Job: Go through the data below. Pull out every line that has the word "CrO₄²".

(Records contained in a dataset)
────────────────────

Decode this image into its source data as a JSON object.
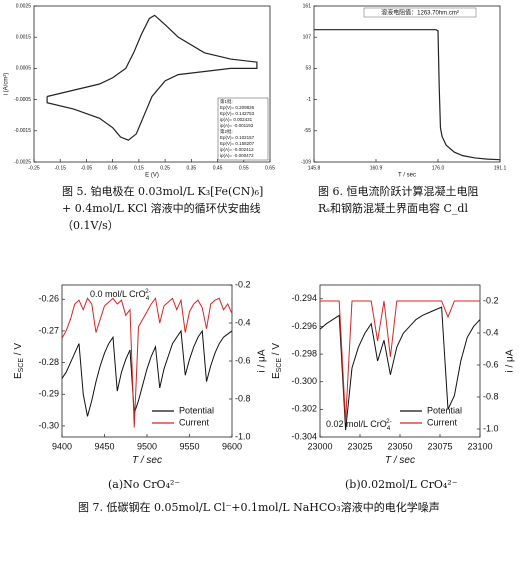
{
  "chart_data": [
    {
      "type": "line",
      "xlabel": "E (V)",
      "ylabel": "i (A/cm²)",
      "x": [
        -0.2,
        -0.1,
        0,
        0.05,
        0.1,
        0.13,
        0.16,
        0.19,
        0.21,
        0.25,
        0.3,
        0.4,
        0.5,
        0.6,
        0.6,
        0.5,
        0.4,
        0.3,
        0.25,
        0.2,
        0.17,
        0.14,
        0.11,
        0.08,
        0.05,
        0,
        -0.1,
        -0.2,
        -0.2
      ],
      "series": [
        {
          "color": "#222222",
          "values": [
            -0.0004,
            -0.0002,
            0,
            0.0002,
            0.0005,
            0.001,
            0.0016,
            0.0021,
            0.0022,
            0.0019,
            0.0015,
            0.001,
            0.0008,
            0.0007,
            0.0005,
            0.0005,
            0.0004,
            0.0003,
            0.0001,
            -0.0004,
            -0.001,
            -0.0016,
            -0.0018,
            -0.0017,
            -0.0014,
            -0.0011,
            -0.0008,
            -0.0006,
            -0.0004
          ]
        }
      ],
      "xlim": [
        -0.25,
        0.65
      ],
      "xticks": [
        -0.25,
        -0.15,
        -0.05,
        0.05,
        0.15,
        0.25,
        0.35,
        0.45,
        0.55,
        0.65
      ],
      "ylim": [
        -0.0025,
        0.0025
      ],
      "yticks": [
        -0.0025,
        -0.0015,
        -0.0005,
        0.0005,
        0.0015,
        0.0025
      ],
      "annotation": [
        "第1批:",
        "Ep(V)= 0.209826",
        "Ep(V)= 0.142753",
        "ip(A)= 0.002431",
        "ip(A)= -0.001193",
        "第2批:",
        "Ep(V)= 0.102157",
        "Ep(V)= 0.158207",
        "ip(A)= -0.002412",
        "ip(A)= -0.000472"
      ]
    },
    {
      "type": "line",
      "xlabel": "T / sec",
      "x": [
        145.8,
        150,
        155,
        160,
        165,
        170,
        175,
        175.5,
        176,
        176.3,
        176.6,
        177,
        178,
        180,
        182,
        185,
        188,
        191.1
      ],
      "series": [
        {
          "color": "#222222",
          "values": [
            120,
            120,
            120,
            120,
            120,
            120,
            120,
            120,
            118,
            20,
            -50,
            -65,
            -80,
            -92,
            -98,
            -102,
            -104,
            -105
          ]
        }
      ],
      "xlim": [
        145.8,
        191.1
      ],
      "xticks": [
        145.8,
        160.9,
        {
          "value": 176,
          "label": "176.0"
        },
        191.1
      ],
      "ylim": [
        -109,
        161
      ],
      "yticks": [
        161,
        107,
        53,
        -1,
        -55,
        -109
      ],
      "annotation": "溶液电阻值：1263.70hm.cm²"
    },
    {
      "type": "line",
      "xlabel": "T / sec",
      "ylabel": [
        "E",
        "SCE",
        " / V"
      ],
      "y2label": "i / μA",
      "x": [
        9400,
        9405,
        9410,
        9415,
        9420,
        9425,
        9430,
        9435,
        9440,
        9445,
        9450,
        9455,
        9460,
        9465,
        9470,
        9475,
        9480,
        9485,
        9490,
        9495,
        9500,
        9505,
        9510,
        9515,
        9520,
        9525,
        9530,
        9535,
        9540,
        9545,
        9550,
        9555,
        9560,
        9565,
        9570,
        9575,
        9580,
        9585,
        9590,
        9595,
        9600
      ],
      "series": [
        {
          "name": "Potential",
          "color": "#111111",
          "values": [
            -0.285,
            -0.283,
            -0.28,
            -0.277,
            -0.274,
            -0.29,
            -0.297,
            -0.292,
            -0.286,
            -0.281,
            -0.277,
            -0.274,
            -0.272,
            -0.289,
            -0.283,
            -0.279,
            -0.276,
            -0.296,
            -0.292,
            -0.287,
            -0.282,
            -0.278,
            -0.275,
            -0.288,
            -0.282,
            -0.278,
            -0.274,
            -0.272,
            -0.27,
            -0.284,
            -0.279,
            -0.275,
            -0.272,
            -0.27,
            -0.286,
            -0.281,
            -0.277,
            -0.274,
            -0.272,
            -0.271,
            -0.27
          ]
        },
        {
          "name": "Current",
          "color": "#e02020",
          "axis": "y2",
          "values": [
            -0.48,
            -0.44,
            -0.38,
            -0.3,
            -0.28,
            -0.33,
            -0.27,
            -0.3,
            -0.45,
            -0.38,
            -0.31,
            -0.29,
            -0.27,
            -0.3,
            -0.28,
            -0.36,
            -0.33,
            -0.95,
            -0.42,
            -0.38,
            -0.34,
            -0.3,
            -0.27,
            -0.4,
            -0.31,
            -0.29,
            -0.27,
            -0.33,
            -0.28,
            -0.45,
            -0.34,
            -0.3,
            -0.28,
            -0.32,
            -0.43,
            -0.3,
            -0.28,
            -0.27,
            -0.33,
            -0.3,
            -0.35
          ]
        }
      ],
      "xlim": [
        9400,
        9600
      ],
      "xticks": [
        9400,
        9450,
        9500,
        9550,
        9600
      ],
      "ylim": [
        -0.3035,
        -0.2555
      ],
      "yticks": [
        {
          "value": -0.3,
          "label": "-0.30"
        },
        -0.29,
        -0.28,
        -0.27,
        -0.26
      ],
      "y2lim": [
        -1.0,
        -0.2
      ],
      "y2ticks": [
        {
          "value": -1,
          "label": "-1.0"
        },
        -0.8,
        -0.6,
        -0.4,
        -0.2
      ],
      "annotation": [
        "0.0 mol/L CrO",
        "4",
        "2-"
      ],
      "legend": "lower right"
    },
    {
      "type": "line",
      "xlabel": "T / sec",
      "ylabel": [
        "E",
        "SCE",
        " / V"
      ],
      "y2label": "i / μA",
      "x": [
        23000,
        23004,
        23008,
        23012,
        23016,
        23020,
        23024,
        23028,
        23032,
        23036,
        23040,
        23044,
        23048,
        23052,
        23056,
        23060,
        23064,
        23068,
        23072,
        23076,
        23080,
        23084,
        23088,
        23092,
        23096,
        23100
      ],
      "series": [
        {
          "name": "Potential",
          "color": "#111111",
          "values": [
            -0.2962,
            -0.2958,
            -0.2955,
            -0.2952,
            -0.3035,
            -0.299,
            -0.2975,
            -0.2965,
            -0.2958,
            -0.2985,
            -0.297,
            -0.2995,
            -0.2975,
            -0.2965,
            -0.296,
            -0.2955,
            -0.2952,
            -0.295,
            -0.2948,
            -0.2946,
            -0.302,
            -0.301,
            -0.2985,
            -0.2968,
            -0.296,
            -0.2955
          ]
        },
        {
          "name": "Current",
          "color": "#e02020",
          "axis": "y2",
          "values": [
            -0.2,
            -0.2,
            -0.2,
            -0.2,
            -0.95,
            -0.2,
            -0.2,
            -0.2,
            -0.2,
            -0.45,
            -0.2,
            -0.55,
            -0.2,
            -0.2,
            -0.2,
            -0.2,
            -0.2,
            -0.2,
            -0.2,
            -0.2,
            -0.3,
            -0.2,
            -0.2,
            -0.2,
            -0.2,
            -0.2
          ]
        }
      ],
      "xlim": [
        23000,
        23100
      ],
      "xticks": [
        23000,
        23025,
        23050,
        23075,
        23100
      ],
      "ylim": [
        -0.304,
        -0.293
      ],
      "yticks": [
        -0.304,
        -0.302,
        {
          "value": -0.3,
          "label": "-0.300"
        },
        -0.298,
        -0.296,
        -0.294
      ],
      "y2lim": [
        -1.05,
        -0.1
      ],
      "y2ticks": [
        {
          "value": -1,
          "label": "-1.0"
        },
        -0.8,
        -0.6,
        -0.4,
        -0.2
      ],
      "annotation": [
        "0.02 mol/L CrO",
        "4",
        "2-"
      ],
      "legend": "lower right"
    }
  ],
  "captions": {
    "fig5": [
      "图 5. 铂电极在 0.03mol/L K₃[Fe(CN)₆]",
      "+ 0.4mol/L KCl 溶液中的循环伏安曲线",
      "（0.1V/s）"
    ],
    "fig6": [
      "图 6. 恒电流阶跃计算混凝土电阻",
      "Rₛ和钢筋混凝土界面电容 C_dl"
    ],
    "fig7a": "(a)No CrO₄²⁻",
    "fig7b": "(b)0.02mol/L CrO₄²⁻",
    "fig7": "图 7. 低碳钢在 0.05mol/L Cl⁻+0.1mol/L NaHCO₃溶液中的电化学噪声"
  }
}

────────────────────

Full answer:
    "fig7a": "(a)No CrO₄²⁻",
    "fig7b": "(b)0.02mol/L CrO₄²⁻",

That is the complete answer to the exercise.